#### Task:
Copy out every entry, keeping each character the same.

- - - -

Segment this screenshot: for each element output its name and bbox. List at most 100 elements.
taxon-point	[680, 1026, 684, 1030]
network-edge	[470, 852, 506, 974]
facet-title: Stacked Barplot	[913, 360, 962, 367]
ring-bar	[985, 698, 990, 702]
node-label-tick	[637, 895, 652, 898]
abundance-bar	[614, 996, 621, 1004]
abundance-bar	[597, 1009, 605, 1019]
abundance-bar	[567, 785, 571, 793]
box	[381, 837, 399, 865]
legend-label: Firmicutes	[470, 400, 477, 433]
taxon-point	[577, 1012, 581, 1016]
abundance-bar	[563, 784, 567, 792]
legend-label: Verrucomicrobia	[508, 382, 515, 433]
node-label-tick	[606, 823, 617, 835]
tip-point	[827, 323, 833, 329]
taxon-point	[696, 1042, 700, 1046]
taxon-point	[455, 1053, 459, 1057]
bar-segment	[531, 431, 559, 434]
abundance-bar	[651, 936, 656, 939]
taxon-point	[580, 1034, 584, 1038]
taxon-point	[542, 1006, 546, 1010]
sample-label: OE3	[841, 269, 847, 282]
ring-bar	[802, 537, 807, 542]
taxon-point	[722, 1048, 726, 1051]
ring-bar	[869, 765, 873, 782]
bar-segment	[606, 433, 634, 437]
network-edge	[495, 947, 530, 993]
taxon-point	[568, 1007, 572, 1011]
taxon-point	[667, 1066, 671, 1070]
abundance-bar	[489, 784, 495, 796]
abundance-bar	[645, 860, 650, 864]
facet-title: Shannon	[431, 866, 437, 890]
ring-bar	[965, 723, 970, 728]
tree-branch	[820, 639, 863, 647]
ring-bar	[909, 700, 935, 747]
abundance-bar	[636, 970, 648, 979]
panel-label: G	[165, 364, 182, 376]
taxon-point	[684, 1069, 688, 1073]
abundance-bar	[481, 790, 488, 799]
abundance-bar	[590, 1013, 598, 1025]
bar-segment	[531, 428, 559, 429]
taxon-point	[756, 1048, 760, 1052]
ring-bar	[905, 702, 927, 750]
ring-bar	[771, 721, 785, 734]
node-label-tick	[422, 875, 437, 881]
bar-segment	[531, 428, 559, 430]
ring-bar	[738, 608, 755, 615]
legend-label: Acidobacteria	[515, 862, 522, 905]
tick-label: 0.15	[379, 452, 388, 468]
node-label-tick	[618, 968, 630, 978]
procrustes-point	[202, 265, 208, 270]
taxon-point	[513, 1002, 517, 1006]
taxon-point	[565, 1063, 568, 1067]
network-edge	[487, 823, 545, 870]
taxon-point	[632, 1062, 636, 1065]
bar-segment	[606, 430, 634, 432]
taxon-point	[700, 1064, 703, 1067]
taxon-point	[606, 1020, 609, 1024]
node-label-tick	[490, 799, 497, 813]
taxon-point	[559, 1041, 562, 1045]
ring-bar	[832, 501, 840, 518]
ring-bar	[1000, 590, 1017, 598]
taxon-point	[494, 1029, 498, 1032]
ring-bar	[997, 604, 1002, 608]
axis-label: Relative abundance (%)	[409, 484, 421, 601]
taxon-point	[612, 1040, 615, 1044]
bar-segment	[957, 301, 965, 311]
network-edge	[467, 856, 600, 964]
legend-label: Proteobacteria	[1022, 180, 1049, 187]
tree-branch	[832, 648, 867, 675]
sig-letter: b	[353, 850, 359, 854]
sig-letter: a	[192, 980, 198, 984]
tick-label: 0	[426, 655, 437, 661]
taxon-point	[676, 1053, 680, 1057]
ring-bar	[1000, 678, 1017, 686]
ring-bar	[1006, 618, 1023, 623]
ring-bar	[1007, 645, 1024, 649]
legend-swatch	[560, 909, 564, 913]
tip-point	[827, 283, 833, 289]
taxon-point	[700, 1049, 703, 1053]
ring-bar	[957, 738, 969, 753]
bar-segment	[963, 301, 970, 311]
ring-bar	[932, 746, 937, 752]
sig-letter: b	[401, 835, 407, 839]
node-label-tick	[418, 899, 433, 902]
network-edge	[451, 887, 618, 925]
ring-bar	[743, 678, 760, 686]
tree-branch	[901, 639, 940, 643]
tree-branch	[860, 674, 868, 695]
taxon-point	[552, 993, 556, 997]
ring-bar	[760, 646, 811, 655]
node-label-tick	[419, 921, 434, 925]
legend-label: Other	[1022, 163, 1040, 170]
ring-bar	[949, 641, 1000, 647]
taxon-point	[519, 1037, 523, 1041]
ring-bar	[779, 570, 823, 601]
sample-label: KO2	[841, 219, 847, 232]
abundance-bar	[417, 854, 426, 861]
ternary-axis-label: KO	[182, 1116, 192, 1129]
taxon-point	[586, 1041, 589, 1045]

- - - -

#### Solved exercise:
Segment this screenshot: for each element output its name and bbox. List at most 100 elements.
taxon-point	[680, 1026, 684, 1030]
network-edge	[470, 852, 506, 974]
facet-title: Stacked Barplot	[913, 360, 962, 367]
ring-bar	[985, 698, 990, 702]
node-label-tick	[637, 895, 652, 898]
abundance-bar	[614, 996, 621, 1004]
abundance-bar	[597, 1009, 605, 1019]
abundance-bar	[567, 785, 571, 793]
box	[381, 837, 399, 865]
legend-label: Firmicutes	[470, 400, 477, 433]
taxon-point	[577, 1012, 581, 1016]
abundance-bar	[563, 784, 567, 792]
legend-label: Verrucomicrobia	[508, 382, 515, 433]
node-label-tick	[606, 823, 617, 835]
tip-point	[827, 323, 833, 329]
taxon-point	[696, 1042, 700, 1046]
taxon-point	[455, 1053, 459, 1057]
bar-segment	[531, 431, 559, 434]
abundance-bar	[651, 936, 656, 939]
taxon-point	[580, 1034, 584, 1038]
taxon-point	[542, 1006, 546, 1010]
sample-label: OE3	[841, 269, 847, 282]
ring-bar	[802, 537, 807, 542]
taxon-point	[722, 1048, 726, 1051]
ring-bar	[869, 765, 873, 782]
bar-segment	[606, 433, 634, 437]
network-edge	[495, 947, 530, 993]
taxon-point	[568, 1007, 572, 1011]
taxon-point	[667, 1066, 671, 1070]
abundance-bar	[489, 784, 495, 796]
abundance-bar	[645, 860, 650, 864]
facet-title: Shannon	[431, 866, 437, 890]
ring-bar	[965, 723, 970, 728]
tree-branch	[820, 639, 863, 647]
ring-bar	[909, 700, 935, 747]
abundance-bar	[636, 970, 648, 979]
panel-label: G	[165, 364, 182, 376]
taxon-point	[684, 1069, 688, 1073]
abundance-bar	[481, 790, 488, 799]
abundance-bar	[590, 1013, 598, 1025]
bar-segment	[531, 428, 559, 429]
taxon-point	[756, 1048, 760, 1052]
ring-bar	[905, 702, 927, 750]
ring-bar	[771, 721, 785, 734]
node-label-tick	[422, 875, 437, 881]
bar-segment	[531, 428, 559, 430]
ring-bar	[738, 608, 755, 615]
legend-label: Acidobacteria	[515, 862, 522, 905]
tick-label: 0.15	[379, 452, 388, 468]
node-label-tick	[618, 968, 630, 978]
procrustes-point	[202, 265, 208, 270]
taxon-point	[513, 1002, 517, 1006]
taxon-point	[565, 1063, 568, 1067]
network-edge	[487, 823, 545, 870]
taxon-point	[632, 1062, 636, 1065]
bar-segment	[606, 430, 634, 432]
taxon-point	[700, 1064, 703, 1067]
taxon-point	[606, 1020, 609, 1024]
node-label-tick	[490, 799, 497, 813]
taxon-point	[559, 1041, 562, 1045]
ring-bar	[832, 501, 840, 518]
ring-bar	[1000, 590, 1017, 598]
taxon-point	[494, 1029, 498, 1032]
ring-bar	[997, 604, 1002, 608]
axis-label: Relative abundance (%)	[409, 484, 421, 601]
taxon-point	[612, 1040, 615, 1044]
bar-segment	[957, 301, 965, 311]
network-edge	[467, 856, 600, 964]
legend-label: Proteobacteria	[1022, 180, 1049, 187]
tree-branch	[832, 648, 867, 675]
sig-letter: b	[353, 850, 359, 854]
sig-letter: a	[192, 980, 198, 984]
tick-label: 0	[426, 655, 437, 661]
taxon-point	[676, 1053, 680, 1057]
ring-bar	[1000, 678, 1017, 686]
ring-bar	[1006, 618, 1023, 623]
ring-bar	[1007, 645, 1024, 649]
legend-swatch	[560, 909, 564, 913]
tip-point	[827, 283, 833, 289]
taxon-point	[700, 1049, 703, 1053]
ring-bar	[957, 738, 969, 753]
bar-segment	[963, 301, 970, 311]
ring-bar	[932, 746, 937, 752]
sig-letter: b	[401, 835, 407, 839]
node-label-tick	[418, 899, 433, 902]
network-edge	[451, 887, 618, 925]
ring-bar	[743, 678, 760, 686]
tree-branch	[901, 639, 940, 643]
tree-branch	[860, 674, 868, 695]
taxon-point	[552, 993, 556, 997]
ring-bar	[760, 646, 811, 655]
node-label-tick	[419, 921, 434, 925]
legend-label: Other	[1022, 163, 1040, 170]
ring-bar	[949, 641, 1000, 647]
taxon-point	[519, 1037, 523, 1041]
ring-bar	[779, 570, 823, 601]
sample-label: KO2	[841, 219, 847, 232]
abundance-bar	[417, 854, 426, 861]
ternary-axis-label: KO	[182, 1116, 192, 1129]
taxon-point	[586, 1041, 589, 1045]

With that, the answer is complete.